Start Entries shown
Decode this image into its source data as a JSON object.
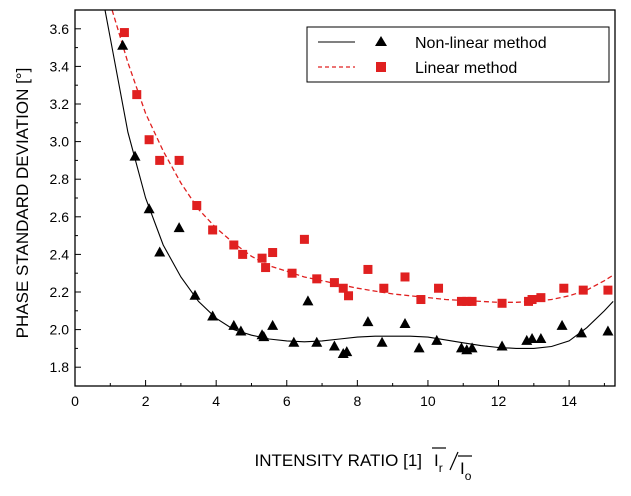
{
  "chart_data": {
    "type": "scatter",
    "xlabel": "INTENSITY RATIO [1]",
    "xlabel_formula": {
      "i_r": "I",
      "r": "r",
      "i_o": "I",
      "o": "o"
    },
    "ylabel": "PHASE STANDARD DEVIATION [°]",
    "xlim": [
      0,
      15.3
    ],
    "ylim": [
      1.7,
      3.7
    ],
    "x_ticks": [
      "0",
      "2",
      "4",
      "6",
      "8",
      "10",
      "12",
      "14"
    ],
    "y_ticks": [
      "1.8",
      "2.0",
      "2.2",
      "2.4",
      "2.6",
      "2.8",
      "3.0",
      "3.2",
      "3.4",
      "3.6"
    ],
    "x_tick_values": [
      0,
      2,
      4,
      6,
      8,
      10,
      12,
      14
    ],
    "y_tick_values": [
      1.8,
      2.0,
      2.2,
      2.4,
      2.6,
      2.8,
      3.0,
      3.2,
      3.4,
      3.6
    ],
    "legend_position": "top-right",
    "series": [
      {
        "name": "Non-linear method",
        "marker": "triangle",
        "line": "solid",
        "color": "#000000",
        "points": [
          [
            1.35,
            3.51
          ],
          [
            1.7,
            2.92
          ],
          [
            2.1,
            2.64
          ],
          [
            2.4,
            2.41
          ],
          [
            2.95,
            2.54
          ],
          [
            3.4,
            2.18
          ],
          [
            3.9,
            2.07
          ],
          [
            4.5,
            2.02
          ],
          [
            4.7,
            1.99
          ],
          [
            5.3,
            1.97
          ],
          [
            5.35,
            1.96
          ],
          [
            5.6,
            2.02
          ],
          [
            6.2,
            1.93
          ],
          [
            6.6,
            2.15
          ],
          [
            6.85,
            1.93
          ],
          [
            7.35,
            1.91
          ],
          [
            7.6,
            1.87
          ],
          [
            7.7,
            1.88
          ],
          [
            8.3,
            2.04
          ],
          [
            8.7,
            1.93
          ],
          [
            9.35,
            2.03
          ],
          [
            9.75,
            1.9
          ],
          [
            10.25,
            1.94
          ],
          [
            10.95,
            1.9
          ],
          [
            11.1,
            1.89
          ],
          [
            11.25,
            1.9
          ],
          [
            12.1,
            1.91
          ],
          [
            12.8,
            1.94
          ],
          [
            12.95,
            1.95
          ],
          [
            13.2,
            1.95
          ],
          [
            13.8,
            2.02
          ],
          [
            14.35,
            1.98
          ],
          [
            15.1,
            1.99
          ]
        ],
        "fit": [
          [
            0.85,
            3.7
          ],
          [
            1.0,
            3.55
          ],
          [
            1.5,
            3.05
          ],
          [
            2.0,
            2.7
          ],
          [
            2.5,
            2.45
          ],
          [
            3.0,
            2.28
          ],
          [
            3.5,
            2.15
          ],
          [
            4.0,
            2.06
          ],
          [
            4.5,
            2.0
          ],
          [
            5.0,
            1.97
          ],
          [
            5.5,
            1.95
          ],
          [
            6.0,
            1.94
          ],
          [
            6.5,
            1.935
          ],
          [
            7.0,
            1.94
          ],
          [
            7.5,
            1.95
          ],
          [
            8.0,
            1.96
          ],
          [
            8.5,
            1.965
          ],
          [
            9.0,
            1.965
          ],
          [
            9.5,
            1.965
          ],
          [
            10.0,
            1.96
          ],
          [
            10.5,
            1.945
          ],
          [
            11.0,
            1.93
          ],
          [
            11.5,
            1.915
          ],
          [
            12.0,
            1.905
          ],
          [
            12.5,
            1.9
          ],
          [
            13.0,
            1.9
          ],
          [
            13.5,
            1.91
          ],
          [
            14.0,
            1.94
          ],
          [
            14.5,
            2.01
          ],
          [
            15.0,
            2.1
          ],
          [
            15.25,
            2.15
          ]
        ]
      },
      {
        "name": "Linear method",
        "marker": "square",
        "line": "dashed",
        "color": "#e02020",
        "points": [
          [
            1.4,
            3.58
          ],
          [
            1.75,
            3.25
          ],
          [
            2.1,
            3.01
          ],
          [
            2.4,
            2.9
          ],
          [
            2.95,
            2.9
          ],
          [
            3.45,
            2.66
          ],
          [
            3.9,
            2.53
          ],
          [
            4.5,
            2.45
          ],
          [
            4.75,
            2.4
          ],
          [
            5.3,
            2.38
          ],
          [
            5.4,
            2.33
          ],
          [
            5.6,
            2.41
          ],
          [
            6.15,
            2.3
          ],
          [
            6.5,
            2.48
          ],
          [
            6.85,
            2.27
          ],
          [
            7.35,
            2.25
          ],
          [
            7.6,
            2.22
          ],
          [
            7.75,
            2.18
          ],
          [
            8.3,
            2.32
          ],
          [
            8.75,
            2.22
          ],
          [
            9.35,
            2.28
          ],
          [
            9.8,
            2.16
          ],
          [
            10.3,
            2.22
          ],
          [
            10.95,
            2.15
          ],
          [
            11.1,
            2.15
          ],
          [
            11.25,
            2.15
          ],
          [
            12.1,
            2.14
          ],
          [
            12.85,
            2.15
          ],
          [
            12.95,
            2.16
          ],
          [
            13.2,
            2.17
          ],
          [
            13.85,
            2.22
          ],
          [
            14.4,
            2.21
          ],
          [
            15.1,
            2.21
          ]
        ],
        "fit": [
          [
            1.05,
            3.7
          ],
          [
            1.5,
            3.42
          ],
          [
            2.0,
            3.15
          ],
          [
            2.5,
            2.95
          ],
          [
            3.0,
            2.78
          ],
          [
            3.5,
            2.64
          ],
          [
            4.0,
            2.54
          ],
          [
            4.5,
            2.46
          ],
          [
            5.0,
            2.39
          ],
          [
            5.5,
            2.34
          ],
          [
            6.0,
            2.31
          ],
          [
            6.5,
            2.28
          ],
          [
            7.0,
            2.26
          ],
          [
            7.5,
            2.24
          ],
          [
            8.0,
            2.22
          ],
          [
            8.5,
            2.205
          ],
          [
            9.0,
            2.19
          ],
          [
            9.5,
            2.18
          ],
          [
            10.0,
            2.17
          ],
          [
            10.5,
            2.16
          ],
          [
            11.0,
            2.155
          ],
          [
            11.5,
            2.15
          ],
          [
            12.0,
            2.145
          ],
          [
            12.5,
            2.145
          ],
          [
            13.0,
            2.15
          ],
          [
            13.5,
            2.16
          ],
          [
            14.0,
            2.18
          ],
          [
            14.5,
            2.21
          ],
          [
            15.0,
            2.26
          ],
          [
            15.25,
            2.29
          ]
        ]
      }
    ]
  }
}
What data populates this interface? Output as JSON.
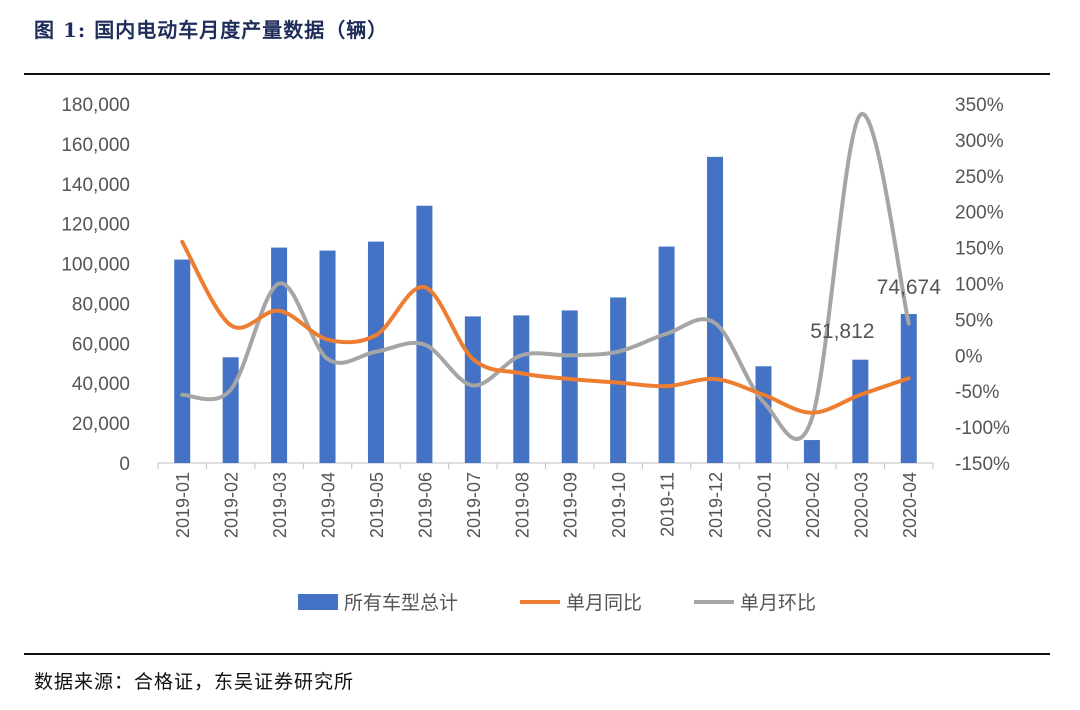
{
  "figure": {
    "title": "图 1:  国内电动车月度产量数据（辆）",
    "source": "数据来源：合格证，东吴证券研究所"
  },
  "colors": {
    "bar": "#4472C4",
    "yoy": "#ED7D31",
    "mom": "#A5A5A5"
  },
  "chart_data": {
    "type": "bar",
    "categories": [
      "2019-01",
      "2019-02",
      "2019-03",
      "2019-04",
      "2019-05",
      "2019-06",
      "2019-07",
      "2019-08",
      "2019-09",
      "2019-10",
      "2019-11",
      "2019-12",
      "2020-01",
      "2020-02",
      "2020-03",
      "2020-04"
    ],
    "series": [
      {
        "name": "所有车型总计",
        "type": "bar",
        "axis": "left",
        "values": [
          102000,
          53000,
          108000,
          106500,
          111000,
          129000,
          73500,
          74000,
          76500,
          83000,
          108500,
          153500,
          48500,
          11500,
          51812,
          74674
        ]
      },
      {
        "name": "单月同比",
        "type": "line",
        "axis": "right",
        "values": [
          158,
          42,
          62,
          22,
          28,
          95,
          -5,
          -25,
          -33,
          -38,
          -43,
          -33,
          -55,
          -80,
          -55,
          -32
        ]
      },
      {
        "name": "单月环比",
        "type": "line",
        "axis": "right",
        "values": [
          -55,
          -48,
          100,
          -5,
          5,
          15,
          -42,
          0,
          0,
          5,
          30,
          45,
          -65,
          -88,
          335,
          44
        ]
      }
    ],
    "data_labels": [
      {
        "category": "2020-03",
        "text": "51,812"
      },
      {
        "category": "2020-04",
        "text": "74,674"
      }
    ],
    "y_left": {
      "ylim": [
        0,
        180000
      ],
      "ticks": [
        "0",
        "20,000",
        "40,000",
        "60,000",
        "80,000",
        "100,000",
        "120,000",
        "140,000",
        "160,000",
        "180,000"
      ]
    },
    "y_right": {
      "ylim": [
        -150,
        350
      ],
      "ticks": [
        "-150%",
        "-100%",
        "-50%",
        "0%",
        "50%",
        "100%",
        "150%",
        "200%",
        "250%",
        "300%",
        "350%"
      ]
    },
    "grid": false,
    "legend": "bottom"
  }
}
End Entries shown
Look through the records and gather every line containing "name".

        "name": "Non-linear method",
        "name": "Linear method",
        "name": "所有车型总计",
        "name": "单月同比",
        "name": "单月环比",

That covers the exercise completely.